> **Consegna 1**
Stabilisci se le affermazioni seguenti concordano con il testo su Carife, rispondendo sì o no e citando alla lettera le parole del testo che lo decidono. (a) Il Consiglio dei Ministri si riunì a fine novembre 2015. (b) Le banche mandate al macero furono cinque. (c) Per la Cassa di Risparmio di Ferrara era già stata decisa un'altra soluzione con il Fondo Interbancario di Tutela dei Depositi.
> **Consegna 2**
Prosegui il testo su Carife dopo la frase che termina con "che altrimenti nessuno avrebbe rilevato".

Carife : La FISAC non dimentica

Un Consiglio dei Ministri convocato furtivamente in una triste domenica di fine novembre 2015 decise di mandare al macero quattro banche (tra cui Cassa di Risparmio di Ferrara, per la quale peraltro c’era già in campo un’altra soluzione decisa qualche mese prima proprio con il Fondo Interbancario di Tutela dei Depositi) e con loro centinaia e centinaia di milioni di risparmi privati.
Costrinse migliaia di lavoratori bancari (a Ferrara, Jesi, Chieti ed Arezzo), molti dei quali umiliati e additati come ladri e truffatori, ad autoespellersi dal mondo del lavoro per “salvare” la loro azienda, che altrimenti nessuno avrebbe rilevato.

> **Dati estratti**
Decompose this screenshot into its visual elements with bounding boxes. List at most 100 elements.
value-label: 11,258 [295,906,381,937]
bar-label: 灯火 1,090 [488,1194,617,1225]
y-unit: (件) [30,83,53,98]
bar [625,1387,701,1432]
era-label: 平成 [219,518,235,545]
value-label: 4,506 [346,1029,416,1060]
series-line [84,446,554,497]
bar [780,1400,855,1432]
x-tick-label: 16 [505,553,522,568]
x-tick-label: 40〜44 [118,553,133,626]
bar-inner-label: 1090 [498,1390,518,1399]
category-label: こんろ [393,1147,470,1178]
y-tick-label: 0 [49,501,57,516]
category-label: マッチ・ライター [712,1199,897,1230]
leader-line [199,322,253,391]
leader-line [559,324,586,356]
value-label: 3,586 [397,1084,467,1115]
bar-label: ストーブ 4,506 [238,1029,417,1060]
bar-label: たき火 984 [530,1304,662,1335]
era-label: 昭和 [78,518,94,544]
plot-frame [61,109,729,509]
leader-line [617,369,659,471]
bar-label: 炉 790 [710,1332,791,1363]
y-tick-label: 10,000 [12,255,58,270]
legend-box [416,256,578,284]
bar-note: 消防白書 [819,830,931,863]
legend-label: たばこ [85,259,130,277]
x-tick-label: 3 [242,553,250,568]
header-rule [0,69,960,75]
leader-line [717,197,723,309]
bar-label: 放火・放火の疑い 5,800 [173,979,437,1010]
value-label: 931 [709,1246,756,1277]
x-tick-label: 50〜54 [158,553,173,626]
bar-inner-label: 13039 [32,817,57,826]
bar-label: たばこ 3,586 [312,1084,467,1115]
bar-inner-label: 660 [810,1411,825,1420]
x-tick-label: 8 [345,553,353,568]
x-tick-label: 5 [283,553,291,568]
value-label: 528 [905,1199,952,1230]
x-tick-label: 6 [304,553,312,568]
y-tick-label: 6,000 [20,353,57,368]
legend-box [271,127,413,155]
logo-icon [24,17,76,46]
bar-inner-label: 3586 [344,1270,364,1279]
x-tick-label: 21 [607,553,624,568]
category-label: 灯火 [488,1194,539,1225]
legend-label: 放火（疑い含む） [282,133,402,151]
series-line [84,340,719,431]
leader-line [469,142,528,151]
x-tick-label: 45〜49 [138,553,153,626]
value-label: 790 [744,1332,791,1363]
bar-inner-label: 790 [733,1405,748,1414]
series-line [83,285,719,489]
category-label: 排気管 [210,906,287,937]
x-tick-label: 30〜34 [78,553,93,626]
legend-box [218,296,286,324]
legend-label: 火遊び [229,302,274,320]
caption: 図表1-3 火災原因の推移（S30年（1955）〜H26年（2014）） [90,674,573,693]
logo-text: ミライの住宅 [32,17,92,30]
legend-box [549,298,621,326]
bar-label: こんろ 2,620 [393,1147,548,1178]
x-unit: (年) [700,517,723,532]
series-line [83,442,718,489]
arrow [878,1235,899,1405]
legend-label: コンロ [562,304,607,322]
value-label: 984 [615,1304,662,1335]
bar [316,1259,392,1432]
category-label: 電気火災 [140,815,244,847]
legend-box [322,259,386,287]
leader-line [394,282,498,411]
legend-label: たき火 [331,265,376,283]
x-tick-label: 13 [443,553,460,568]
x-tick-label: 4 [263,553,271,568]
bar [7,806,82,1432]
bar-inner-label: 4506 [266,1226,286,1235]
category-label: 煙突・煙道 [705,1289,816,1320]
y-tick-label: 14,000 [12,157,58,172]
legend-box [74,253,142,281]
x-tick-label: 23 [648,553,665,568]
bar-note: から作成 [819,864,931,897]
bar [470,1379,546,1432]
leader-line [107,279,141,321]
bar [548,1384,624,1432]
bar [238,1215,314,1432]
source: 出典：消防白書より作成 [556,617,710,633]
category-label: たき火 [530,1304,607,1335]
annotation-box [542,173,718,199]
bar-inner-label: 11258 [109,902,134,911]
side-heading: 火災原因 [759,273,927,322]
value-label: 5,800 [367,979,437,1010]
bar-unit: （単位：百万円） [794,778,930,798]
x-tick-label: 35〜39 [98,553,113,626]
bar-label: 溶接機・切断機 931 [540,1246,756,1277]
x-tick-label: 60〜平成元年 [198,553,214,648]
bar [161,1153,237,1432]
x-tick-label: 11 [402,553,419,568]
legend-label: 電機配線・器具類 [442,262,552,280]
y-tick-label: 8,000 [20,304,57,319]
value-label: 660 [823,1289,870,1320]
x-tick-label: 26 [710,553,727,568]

> **Risposta 1**
(a) Sì: "in una triste domenica di fine novembre 2015".
(b) No: "decise di mandare al macero quattro banche".
(c) Sì: "c’era già in campo un’altra soluzione decisa qualche mese prima proprio con il Fondo Interbancario di Tutela dei Depositi".

> **Risposta 2**
Adesso la Corte di Giustizia Europea sentenzia che la famosa censura di “aiuti di Stato”, con la quale la Commissaria Europea alla Concorrenza aveva bollato gli interventi del Fondo Interbancario, era illegittima. Che la Commissaria aveva preso un enorme granchio. Non solo… adesso Banca D’Italia ci comunica ora che l’entrata in vigore del bail-in “è stata affrettata… e che “rischia di minare la fiducia nelle banche e generare instabilità”…
Adesso tutti chiedono le dimissioni della Commissaria Cattiva… Presidenti dell’ABI, governanti, parlamentari, supereconomisti, candidati sindaci. Va bene siamo d’accordo…
…Però noi ricordiamo tutto.
Ricordiamo che il Governo disse che aveva salvato migliaia di posti di lavoro. Che il presidente dell’ABI si tenne allineato e coperto. Che buona parte dei politici ferraresi, sindaco a parte, non mossero un dito. I lavoratori e i risparmiatori furono lasciati spesso soli, ognuno a curare le sue magagne, chi da azzerato, chi da fallito e trattato alla stregua di un ladro. Il sindacato è stato l’unico soggetto che ha accompagnato i lavoratori verso un’uscita dignitosa, sottoscrivendo accordi anche dolorosi ma finalizzati ad evitare conseguenze sociali ancora più drammatiche.
Noi ricordiamo tutto.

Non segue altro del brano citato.